> _CEL ZADANIA 1_
Przytocz bez żadnych zmian te wiersze listingu, które biegną od wiersza z „scroll-thumb[interactable] [930, 907, 1533, 923]” do wiersza z „column-header-name[interactable]: Name / [0, 168, 634, 190]”, wliczając oba skrajne.

> _DOSTARCZONY TEKST_

************

Jedna z kluczowych przepraw żeglugowych świata wciąż źle znosi zmiany w globalnym transporcie morskim, do czego doprowadziły ataki na statki i okręty w wykonaniu jemeńskich bojowników Huti w rejonie Morza Czerwonego i Zatoki Adeńskiej. Stan ten utrzymuje się od końcówki 2023 roku. Teraz zarząd kanału ogłasza, że chce odzyskać dawną świetność, a głównym celem jest przywrócenie regularnej żeglugi z udziałem czołowych, światowych przewoźników.
W siedzibie Zarządu Kanału Sueskiego w Ismailia odbyło się 9 maja spotkanie jego przedstawicieli, z dyrektorem adm. Ossamą Rabiee na czele, z reprezentantami 25 przewoźników, firm i spółek morskich. Celem rozmów było omówienie aktualnej sytuacji w zakresie bezpieczeństwa w rejonie Morza Czerwonego i Zatoki Adeńskiej. Podkreślano tu „pozytywne zmiany” wskazując, że żegluga stała się zdecydowanie bezpieczniejsza, a także omówiono harmonogramy żeglugi przez Kanał Sueski. Zdaniem zarządu jest on gotowy świadczyć wszystkie usługi w celu zaspokojenia potrzeb statków w tak w ramach zwyczajnego funkcjonowania, jak i „ sytuacjach awaryjnych”. Jednak aby sytuacja wróciła do normy, ruch tranzytowy statków musi zostać zwiększony.
W swoim przemówieniu adm. Rabiee podkreślił znaczenie
konsolidacji wysiłków w celu zapewnienia swobody i stabilności żeglugi w
regionie, chwaląc ważną rolę agencji morskich we wzmacnianiu strategicznych
relacji między zarządem kanału a jego klientami, głównymi przewoźnikami i
agencjami morskimi.
– Wzywamy wszystkie linie żeglugowe do poważnego rozważenia oceny harmonogramów żeglugi i zbadania możliwości stopniowego powrotu do regionu szeregu statków z nimi powiązanych. Podkreślamy znaczenie pozytywnej reakcji na obecne wydarzenia i współpracy w celu złagodzenia presji na globalne łańcuchy dostaw – podkreślił Ossama Rabiee.

************

> _CEL ZADANIA 2_
Napisz dalszy ciąg tekstu o Kanale Sueskim, zaczynając od miejsca, w którym się kończy.

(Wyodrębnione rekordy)
************

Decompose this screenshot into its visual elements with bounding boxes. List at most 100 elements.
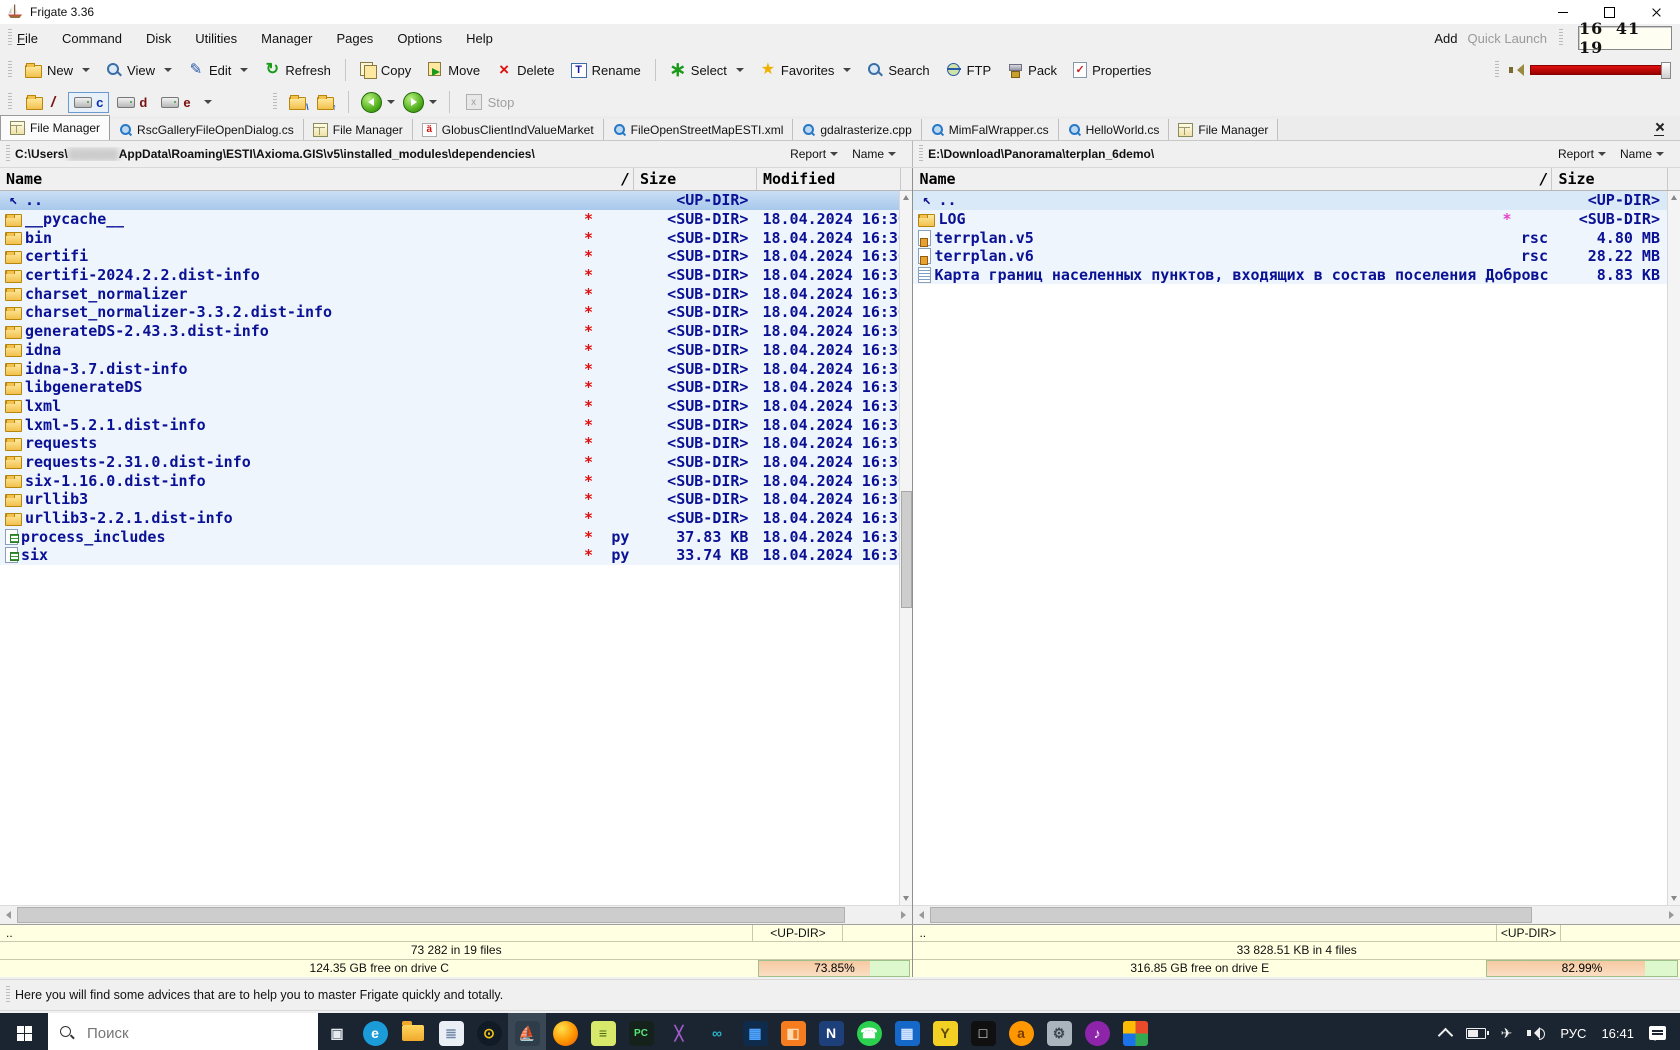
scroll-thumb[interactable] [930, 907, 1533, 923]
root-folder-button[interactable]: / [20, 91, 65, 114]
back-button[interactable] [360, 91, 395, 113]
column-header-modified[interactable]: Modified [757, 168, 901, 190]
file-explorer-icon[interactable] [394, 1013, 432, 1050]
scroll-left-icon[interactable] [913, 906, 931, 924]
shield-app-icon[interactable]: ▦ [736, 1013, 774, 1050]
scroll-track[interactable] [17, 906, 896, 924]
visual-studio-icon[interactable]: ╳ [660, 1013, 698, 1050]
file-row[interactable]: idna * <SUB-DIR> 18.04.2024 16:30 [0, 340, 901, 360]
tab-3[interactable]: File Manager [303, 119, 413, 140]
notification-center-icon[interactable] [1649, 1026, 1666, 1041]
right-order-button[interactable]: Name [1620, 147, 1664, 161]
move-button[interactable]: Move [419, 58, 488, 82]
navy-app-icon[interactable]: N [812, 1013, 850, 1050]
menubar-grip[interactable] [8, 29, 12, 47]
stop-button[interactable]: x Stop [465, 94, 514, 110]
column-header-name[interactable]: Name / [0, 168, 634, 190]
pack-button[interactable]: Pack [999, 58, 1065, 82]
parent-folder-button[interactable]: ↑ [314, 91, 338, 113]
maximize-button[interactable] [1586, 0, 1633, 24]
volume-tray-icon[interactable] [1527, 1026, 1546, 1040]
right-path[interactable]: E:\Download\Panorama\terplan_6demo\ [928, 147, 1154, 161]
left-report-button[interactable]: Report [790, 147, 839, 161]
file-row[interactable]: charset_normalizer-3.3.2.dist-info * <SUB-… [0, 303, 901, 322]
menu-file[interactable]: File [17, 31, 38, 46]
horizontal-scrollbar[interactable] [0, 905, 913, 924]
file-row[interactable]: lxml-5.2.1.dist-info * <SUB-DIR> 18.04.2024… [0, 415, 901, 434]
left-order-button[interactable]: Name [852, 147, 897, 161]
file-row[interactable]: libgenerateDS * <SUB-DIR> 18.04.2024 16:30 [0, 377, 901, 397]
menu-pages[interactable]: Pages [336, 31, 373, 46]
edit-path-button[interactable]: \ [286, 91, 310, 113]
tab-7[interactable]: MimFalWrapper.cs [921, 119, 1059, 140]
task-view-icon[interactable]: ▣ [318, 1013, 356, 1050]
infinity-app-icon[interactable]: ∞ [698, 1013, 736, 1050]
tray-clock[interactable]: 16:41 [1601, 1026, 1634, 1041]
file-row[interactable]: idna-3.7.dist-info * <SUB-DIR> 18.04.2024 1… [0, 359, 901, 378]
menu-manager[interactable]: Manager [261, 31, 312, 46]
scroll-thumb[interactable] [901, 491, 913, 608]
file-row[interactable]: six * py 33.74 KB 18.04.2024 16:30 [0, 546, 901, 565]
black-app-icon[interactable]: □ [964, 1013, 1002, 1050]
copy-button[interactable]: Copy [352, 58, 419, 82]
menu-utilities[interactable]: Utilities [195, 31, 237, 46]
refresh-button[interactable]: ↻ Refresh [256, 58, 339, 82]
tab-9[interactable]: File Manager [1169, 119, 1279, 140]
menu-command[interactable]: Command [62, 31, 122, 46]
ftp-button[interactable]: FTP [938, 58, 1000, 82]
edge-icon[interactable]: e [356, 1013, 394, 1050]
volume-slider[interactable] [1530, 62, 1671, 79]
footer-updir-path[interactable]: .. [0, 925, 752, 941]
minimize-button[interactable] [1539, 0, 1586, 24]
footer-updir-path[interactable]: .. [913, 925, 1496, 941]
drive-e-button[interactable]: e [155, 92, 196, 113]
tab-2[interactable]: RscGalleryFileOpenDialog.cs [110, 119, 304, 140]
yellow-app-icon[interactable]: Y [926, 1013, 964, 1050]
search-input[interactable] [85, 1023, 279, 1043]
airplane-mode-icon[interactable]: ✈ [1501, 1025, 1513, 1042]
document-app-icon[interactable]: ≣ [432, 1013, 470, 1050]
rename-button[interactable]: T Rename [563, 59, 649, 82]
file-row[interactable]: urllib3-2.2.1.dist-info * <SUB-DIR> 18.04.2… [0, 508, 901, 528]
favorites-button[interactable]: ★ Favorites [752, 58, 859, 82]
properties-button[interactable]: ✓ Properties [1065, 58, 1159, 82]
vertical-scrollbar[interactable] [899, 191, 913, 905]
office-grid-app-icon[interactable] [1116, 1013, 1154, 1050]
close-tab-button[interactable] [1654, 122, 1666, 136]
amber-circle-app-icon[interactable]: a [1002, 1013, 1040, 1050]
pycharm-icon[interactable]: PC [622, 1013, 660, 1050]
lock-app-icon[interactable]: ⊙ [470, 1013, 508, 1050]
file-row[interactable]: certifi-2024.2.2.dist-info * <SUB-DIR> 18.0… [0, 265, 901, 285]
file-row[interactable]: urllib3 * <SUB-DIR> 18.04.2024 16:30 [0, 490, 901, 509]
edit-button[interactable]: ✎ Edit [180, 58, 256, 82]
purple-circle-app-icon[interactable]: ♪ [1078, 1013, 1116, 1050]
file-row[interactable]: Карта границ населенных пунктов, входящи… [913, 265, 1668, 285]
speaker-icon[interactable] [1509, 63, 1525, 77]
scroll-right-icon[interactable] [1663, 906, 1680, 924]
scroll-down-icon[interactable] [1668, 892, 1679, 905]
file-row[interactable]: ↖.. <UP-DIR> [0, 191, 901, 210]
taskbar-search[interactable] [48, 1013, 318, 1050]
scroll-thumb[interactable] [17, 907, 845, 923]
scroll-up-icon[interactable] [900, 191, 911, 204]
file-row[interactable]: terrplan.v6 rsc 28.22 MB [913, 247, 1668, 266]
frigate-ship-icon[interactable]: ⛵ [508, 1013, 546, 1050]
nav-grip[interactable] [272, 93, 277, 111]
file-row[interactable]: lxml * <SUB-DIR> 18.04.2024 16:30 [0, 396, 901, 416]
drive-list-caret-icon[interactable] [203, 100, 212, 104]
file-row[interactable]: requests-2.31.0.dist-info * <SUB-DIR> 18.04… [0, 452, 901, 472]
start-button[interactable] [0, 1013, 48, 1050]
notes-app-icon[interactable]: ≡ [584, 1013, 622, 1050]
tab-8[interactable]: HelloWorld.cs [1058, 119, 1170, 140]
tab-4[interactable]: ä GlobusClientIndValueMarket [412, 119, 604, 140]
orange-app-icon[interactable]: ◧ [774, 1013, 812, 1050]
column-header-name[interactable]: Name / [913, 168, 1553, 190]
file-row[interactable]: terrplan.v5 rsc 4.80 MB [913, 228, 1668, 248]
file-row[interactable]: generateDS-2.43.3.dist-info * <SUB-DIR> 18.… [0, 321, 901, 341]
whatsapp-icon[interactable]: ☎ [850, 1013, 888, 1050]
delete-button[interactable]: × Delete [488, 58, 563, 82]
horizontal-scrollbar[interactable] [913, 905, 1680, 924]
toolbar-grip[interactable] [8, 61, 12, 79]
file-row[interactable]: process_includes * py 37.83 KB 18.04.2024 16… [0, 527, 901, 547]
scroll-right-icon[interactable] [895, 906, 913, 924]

************

> _ODPOWIEDŹ PISEMNA 1_
scroll-thumb[interactable] [930, 907, 1533, 923]
root-folder-button[interactable]: / [20, 91, 65, 114]
back-button[interactable] [360, 91, 395, 113]
column-header-modified[interactable]: Modified [757, 168, 901, 190]
file-explorer-icon[interactable] [394, 1013, 432, 1050]
scroll-left-icon[interactable] [913, 906, 931, 924]
shield-app-icon[interactable]: ▦ [736, 1013, 774, 1050]
scroll-track[interactable] [17, 906, 896, 924]
visual-studio-icon[interactable]: ╳ [660, 1013, 698, 1050]
file-row[interactable]: idna * <SUB-DIR> 18.04.2024 16:30 [0, 340, 901, 360]
tab-3[interactable]: File Manager [303, 119, 413, 140]
notification-center-icon[interactable] [1649, 1026, 1666, 1041]
right-order-button[interactable]: Name [1620, 147, 1664, 161]
move-button[interactable]: Move [419, 58, 488, 82]
navy-app-icon[interactable]: N [812, 1013, 850, 1050]
menubar-grip[interactable] [8, 29, 12, 47]
stop-button[interactable]: x Stop [465, 94, 514, 110]
column-header-name[interactable]: Name / [0, 168, 634, 190]

> _ODPOWIEDŹ PISEMNA 2_
Przypomnijmy, że przyczyną ataków na statki i okręty w tym newralgicznym rejonie było oficjalnie solidaryzowanie się jemeńskich bojowników Huti z palestyńskim Hamasem, który miesiąc wcześniej, w październiku ub. r., zaatakował obywateli Izraela, doprowadzając do ogromnej eskalacji konfliktu w Strefie Gazy, który z czasem rozlał się także na Liban, gdzie izraelskie wojsko rozpoczęło działania przeciwko Hezbollahowi. Głównym aspektem działań Huti, którzy od 2014 roku okupują zachodnią część Jemenu są ataki z użyciem rakiet i nawodnych oraz powietrznych bezzałogowców przeciwko statkom i okrętom.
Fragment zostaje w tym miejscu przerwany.